----- STORED ROWS

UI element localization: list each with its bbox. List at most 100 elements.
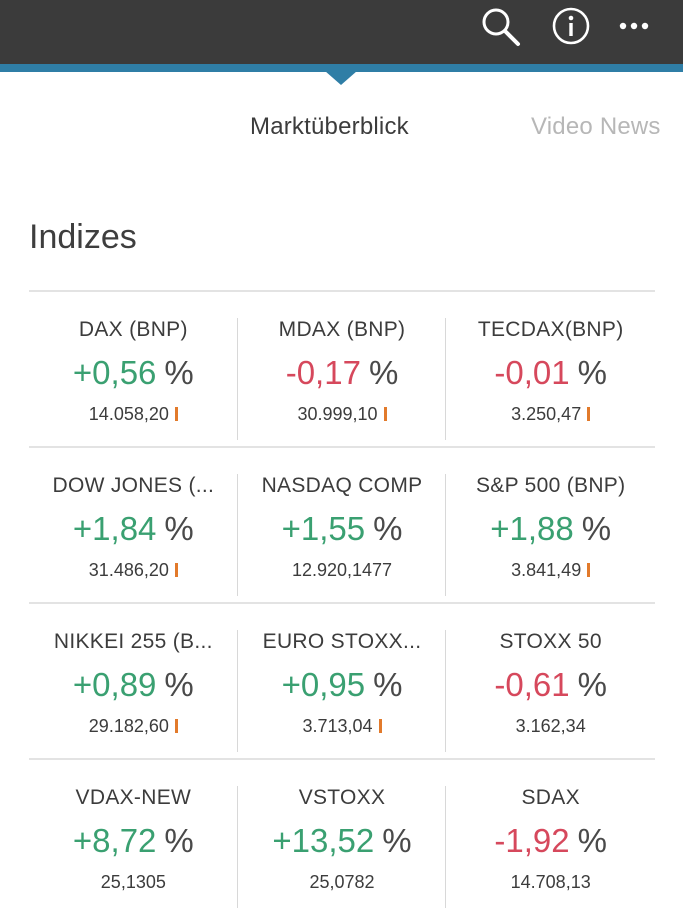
index-value: 3.162,34 [515, 716, 586, 736]
column-divider [236, 630, 238, 752]
index-value-line: 3.250,47 [446, 404, 655, 425]
percent-sign: % [164, 822, 194, 859]
change-value: +0,89 [72, 666, 157, 703]
percent-sign: % [373, 666, 403, 703]
index-value-line: 29.182,60 [29, 716, 238, 737]
percent-sign: % [577, 822, 607, 859]
index-value-line: 14.708,13 [446, 872, 655, 893]
index-name: S&P 500 (BNP) [475, 474, 626, 497]
column-divider [445, 318, 447, 440]
index-change: -1,92% [446, 822, 655, 860]
index-row: NIKKEI 255 (B... +0,89% 29.182,60 EURO STOX… [29, 604, 655, 760]
index-value-line: 14.058,20 [29, 404, 238, 425]
index-change: +13,52% [238, 822, 447, 860]
index-tile[interactable]: NASDAQ COMP +1,55% 12.920,1477 [238, 448, 447, 602]
index-name: NASDAQ COMP [261, 474, 423, 497]
status-marker [174, 407, 178, 421]
percent-sign: % [382, 822, 412, 859]
more-icon[interactable] [612, 4, 656, 48]
index-value: 31.486,20 [88, 560, 169, 580]
index-value: 29.182,60 [88, 716, 169, 736]
top-bar [0, 0, 683, 64]
index-name: STOXX 50 [499, 630, 602, 653]
index-tile[interactable]: STOXX 50 -0,61% 3.162,34 [446, 604, 655, 758]
index-change: -0,61% [446, 666, 655, 704]
index-change: +0,89% [29, 666, 238, 704]
index-name: DOW JONES (... [52, 474, 215, 497]
column-divider [236, 786, 238, 908]
info-icon[interactable] [549, 4, 593, 48]
change-value: +0,56 [72, 354, 157, 391]
index-value-line: 3.162,34 [446, 716, 655, 737]
index-tile[interactable]: S&P 500 (BNP) +1,88% 3.841,49 [446, 448, 655, 602]
index-value: 25,1305 [100, 872, 166, 892]
index-tile[interactable]: VSTOXX +13,52% 25,0782 [238, 760, 447, 916]
accent-bar [0, 64, 683, 72]
column-divider [445, 474, 447, 596]
index-value-line: 31.486,20 [29, 560, 238, 581]
status-marker [378, 719, 382, 733]
percent-sign: % [164, 354, 194, 391]
index-value: 3.250,47 [511, 404, 582, 424]
index-value-line: 12.920,1477 [238, 560, 447, 581]
index-value-line: 25,0782 [238, 872, 447, 893]
index-value-line: 25,1305 [29, 872, 238, 893]
status-marker [174, 563, 178, 577]
change-value: +1,88 [490, 510, 574, 547]
status-marker [174, 719, 178, 733]
change-value: -1,92 [494, 822, 570, 859]
change-value: -0,17 [285, 354, 361, 391]
index-change: -0,01% [446, 354, 655, 392]
percent-sign: % [164, 666, 194, 703]
percent-sign: % [368, 354, 399, 391]
tab-video-news[interactable]: Video News [531, 113, 661, 140]
change-value: +1,84 [72, 510, 157, 547]
index-value: 30.999,10 [297, 404, 378, 424]
column-divider [445, 630, 447, 752]
index-change: +8,72% [29, 822, 238, 860]
index-change: -0,17% [238, 354, 447, 392]
index-name: MDAX (BNP) [278, 318, 406, 341]
index-value: 3.713,04 [302, 716, 373, 736]
index-name: EURO STOXX... [262, 630, 422, 653]
index-tile[interactable]: DOW JONES (... +1,84% 31.486,20 [29, 448, 238, 602]
index-tile[interactable]: TECDAX(BNP) -0,01% 3.250,47 [446, 292, 655, 446]
change-value: -0,61 [494, 666, 570, 703]
change-value: -0,01 [494, 354, 570, 391]
index-name: VSTOXX [298, 786, 386, 809]
index-value-line: 3.841,49 [446, 560, 655, 581]
index-tile[interactable]: EURO STOXX... +0,95% 3.713,04 [238, 604, 447, 758]
index-row: VDAX-NEW +8,72% 25,1305 VSTOXX +13,52% 25,078… [29, 760, 655, 916]
change-value: +1,55 [281, 510, 366, 547]
index-tile[interactable]: MDAX (BNP) -0,17% 30.999,10 [238, 292, 447, 446]
section-title: Indizes [29, 218, 137, 256]
index-tile[interactable]: SDAX -1,92% 14.708,13 [446, 760, 655, 916]
index-row: DOW JONES (... +1,84% 31.486,20 NASDAQ COMP… [29, 448, 655, 604]
change-value: +0,95 [281, 666, 366, 703]
index-name: TECDAX(BNP) [477, 318, 624, 341]
index-value: 12.920,1477 [291, 560, 393, 580]
percent-sign: % [577, 666, 607, 703]
tab-marktueberblick[interactable]: Marktüberblick [250, 113, 409, 140]
percent-sign: % [581, 510, 612, 547]
indices-grid: DAX (BNP) +0,56% 14.058,20 MDAX (BNP) -0,17%… [29, 290, 655, 916]
percent-sign: % [164, 510, 194, 547]
index-name: SDAX [521, 786, 580, 809]
index-change: +0,95% [238, 666, 447, 704]
status-marker [587, 563, 591, 577]
index-tile[interactable]: NIKKEI 255 (B... +0,89% 29.182,60 [29, 604, 238, 758]
index-name: NIKKEI 255 (B... [53, 630, 213, 653]
search-icon[interactable] [478, 4, 522, 48]
index-change: +0,56% [29, 354, 238, 392]
index-change: +1,88% [446, 510, 655, 548]
index-row: DAX (BNP) +0,56% 14.058,20 MDAX (BNP) -0,17%… [29, 292, 655, 448]
index-tile[interactable]: VDAX-NEW +8,72% 25,1305 [29, 760, 238, 916]
status-marker [587, 407, 591, 421]
change-value: +8,72 [72, 822, 157, 859]
active-tab-pointer [325, 71, 357, 85]
column-divider [236, 318, 238, 440]
index-value: 14.708,13 [510, 872, 591, 892]
index-value: 3.841,49 [511, 560, 582, 580]
column-divider [445, 786, 447, 908]
index-tile[interactable]: DAX (BNP) +0,56% 14.058,20 [29, 292, 238, 446]
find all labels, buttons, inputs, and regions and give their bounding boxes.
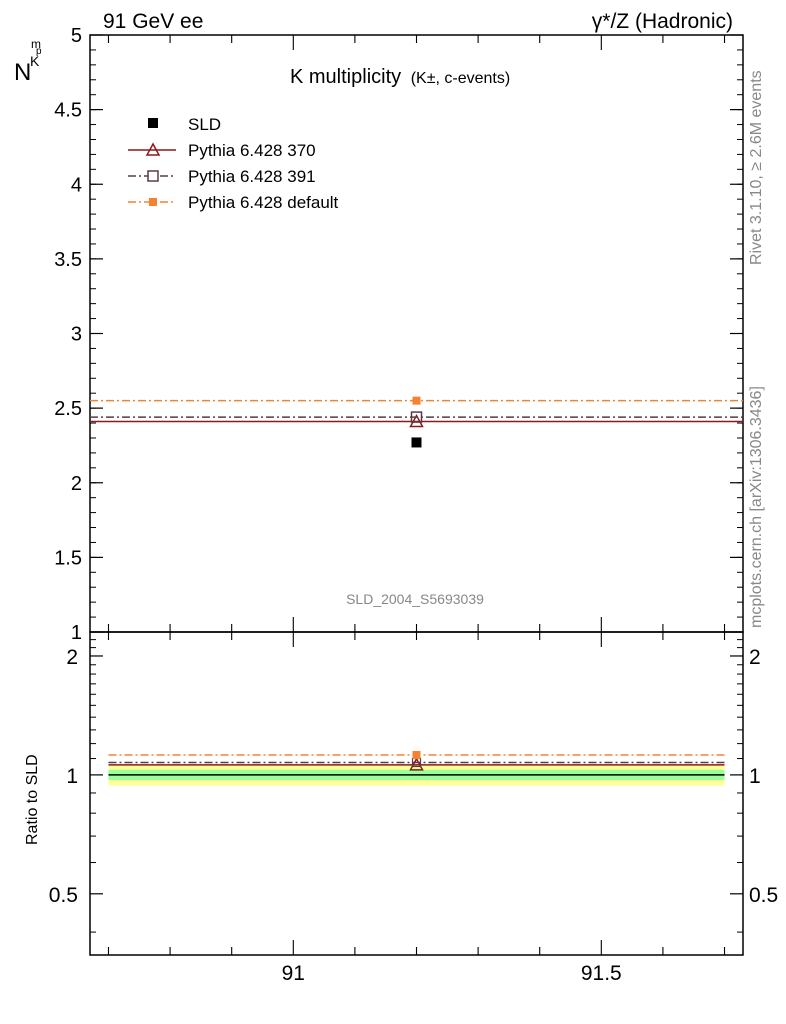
upper-marks <box>90 396 743 448</box>
y-tick-label: 4 <box>71 174 82 196</box>
ratio-marker-pdef <box>412 750 421 759</box>
ratio-y-tick-label: 0.5 <box>49 884 78 907</box>
y-tick-label: 1.5 <box>54 547 82 569</box>
y-axis-label-main: N <box>14 59 31 86</box>
x-tick-label: 91 <box>282 962 305 985</box>
x-ticks: 91 91.5 <box>107 35 726 985</box>
y-tick-label: 2.5 <box>54 398 82 420</box>
lower-plot-frame <box>89 631 744 956</box>
y-tick-label: 3 <box>71 324 82 346</box>
x-tick-label: 91.5 <box>581 962 622 985</box>
legend-label-p391: Pythia 6.428 391 <box>188 167 316 186</box>
y-tick-label: 5 <box>71 25 82 47</box>
y-tick-label: 4.5 <box>54 100 82 122</box>
y-axis-label-sub2: m <box>31 37 41 51</box>
ratio-y-tick-label: 2 <box>66 646 78 669</box>
marker-pdef <box>412 396 421 405</box>
upper-ticks: 1 1.5 2 2.5 3 3.5 4 4.5 5 <box>54 25 743 644</box>
y-axis-label-sub: K <box>30 53 40 69</box>
marker-p370 <box>409 413 424 428</box>
legend-marker-pdef <box>149 198 157 206</box>
y-tick-label: 2 <box>71 473 82 495</box>
y-axis-label: N <box>14 59 31 86</box>
ratio-y-tick-label-right: 0.5 <box>749 884 778 907</box>
y-tick-label: 1 <box>71 622 82 644</box>
marker-p391 <box>410 411 423 423</box>
data-point-sld <box>411 437 422 448</box>
legend: SLD Pythia 6.428 370 Pythia 6.428 391 Py… <box>128 115 339 212</box>
legend-marker-p370 <box>145 142 161 156</box>
chart-title-main: K multiplicity <box>290 66 401 88</box>
ratio-y-tick-label-right: 2 <box>749 646 761 669</box>
rivet-label: Rivet 3.1.10, ≥ 2.6M events <box>748 70 765 265</box>
legend-marker-p391 <box>147 170 159 182</box>
legend-marker-sld <box>148 118 158 128</box>
chart-title: K multiplicity (K±, c-events) <box>290 66 510 88</box>
header-left: 91 GeV ee <box>103 10 203 33</box>
y-tick-label: 3.5 <box>54 249 82 271</box>
lower-marks <box>108 750 725 786</box>
mcplots-label: mcplots.cern.ch [arXiv:1306.3436] <box>748 386 765 628</box>
ratio-y-tick-label-right: 1 <box>749 765 761 788</box>
header-right: γ*/Z (Hadronic) <box>592 10 733 33</box>
legend-label-sld: SLD <box>188 115 221 134</box>
lower-ticks: 0.5 0.5 1 1 2 2 <box>49 639 778 933</box>
legend-label-p370: Pythia 6.428 370 <box>188 141 316 160</box>
legend-label-pdef: Pythia 6.428 default <box>188 193 339 212</box>
y-axis-label-sup: p <box>36 46 42 57</box>
chart-title-sub: (K±, c-events) <box>411 70 510 87</box>
ratio-marker-p370 <box>409 757 424 771</box>
analysis-watermark: SLD_2004_S5693039 <box>346 591 484 607</box>
ratio-y-tick-label: 1 <box>66 765 78 788</box>
ratio-y-axis-label: Ratio to SLD <box>24 754 41 845</box>
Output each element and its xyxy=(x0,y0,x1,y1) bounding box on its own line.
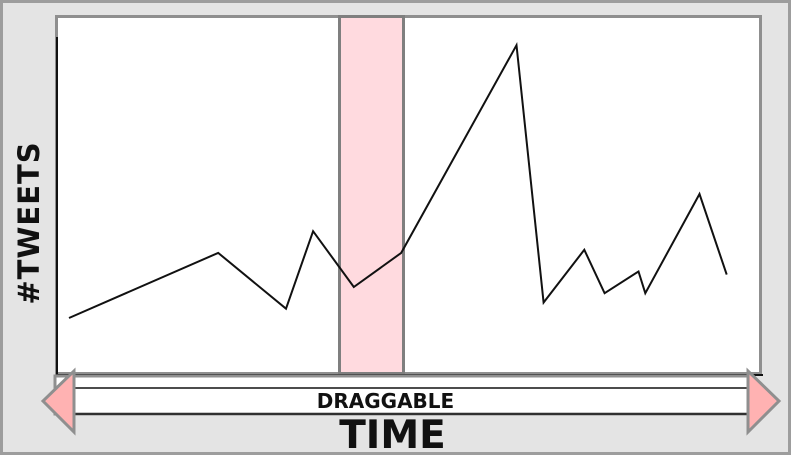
draggable-label[interactable]: DRAGGABLE xyxy=(316,389,455,413)
selected-time-window[interactable] xyxy=(338,15,405,375)
tweet-count-line xyxy=(68,41,728,319)
right-arrow-icon[interactable] xyxy=(746,367,782,436)
y-axis-title: #TWEETS xyxy=(12,141,46,305)
left-arrow-icon[interactable] xyxy=(40,367,76,436)
draggable-time-slider[interactable] xyxy=(40,367,782,436)
plot-area xyxy=(55,15,762,375)
tweet-series xyxy=(68,41,728,319)
chart-svg xyxy=(40,37,782,436)
slider-track[interactable] xyxy=(53,374,754,416)
x-axis-title: TIME xyxy=(339,413,446,455)
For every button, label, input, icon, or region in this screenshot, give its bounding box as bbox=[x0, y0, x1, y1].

----------

:: WORK REQUIRED ::
Output the rows exactly as they appear, from the line with "index-value: 3.162,34 [515, 716, 586, 736]" up to and including the line with "index-change: +0,89% [29, 666, 238, 704]".

:: PROBLEM SOLUTION ::
index-value: 3.162,34 [515, 716, 586, 736]
column-divider [236, 630, 238, 752]
index-value-line: 3.250,47 [446, 404, 655, 425]
percent-sign: % [164, 822, 194, 859]
change-value: +0,89 [72, 666, 157, 703]
percent-sign: % [373, 666, 403, 703]
index-value-line: 29.182,60 [29, 716, 238, 737]
percent-sign: % [577, 822, 607, 859]
index-value-line: 14.708,13 [446, 872, 655, 893]
index-name: S&P 500 (BNP) [475, 474, 626, 497]
column-divider [445, 318, 447, 440]
index-change: -1,92% [446, 822, 655, 860]
index-row: NIKKEI 255 (B... +0,89% 29.182,60 EURO STOX… [29, 604, 655, 760]
index-value-line: 14.058,20 [29, 404, 238, 425]
index-change: +13,52% [238, 822, 447, 860]
index-tile[interactable]: NASDAQ COMP +1,55% 12.920,1477 [238, 448, 447, 602]
index-name: NASDAQ COMP [261, 474, 423, 497]
status-marker [174, 407, 178, 421]
percent-sign: % [382, 822, 412, 859]
more-icon[interactable] [612, 4, 656, 48]
index-value: 31.486,20 [88, 560, 169, 580]
index-value: 29.182,60 [88, 716, 169, 736]
top-bar [0, 0, 683, 64]
index-name: STOXX 50 [499, 630, 602, 653]
index-tile[interactable]: STOXX 50 -0,61% 3.162,34 [446, 604, 655, 758]
index-change: -0,61% [446, 666, 655, 704]
index-change: +0,89% [29, 666, 238, 704]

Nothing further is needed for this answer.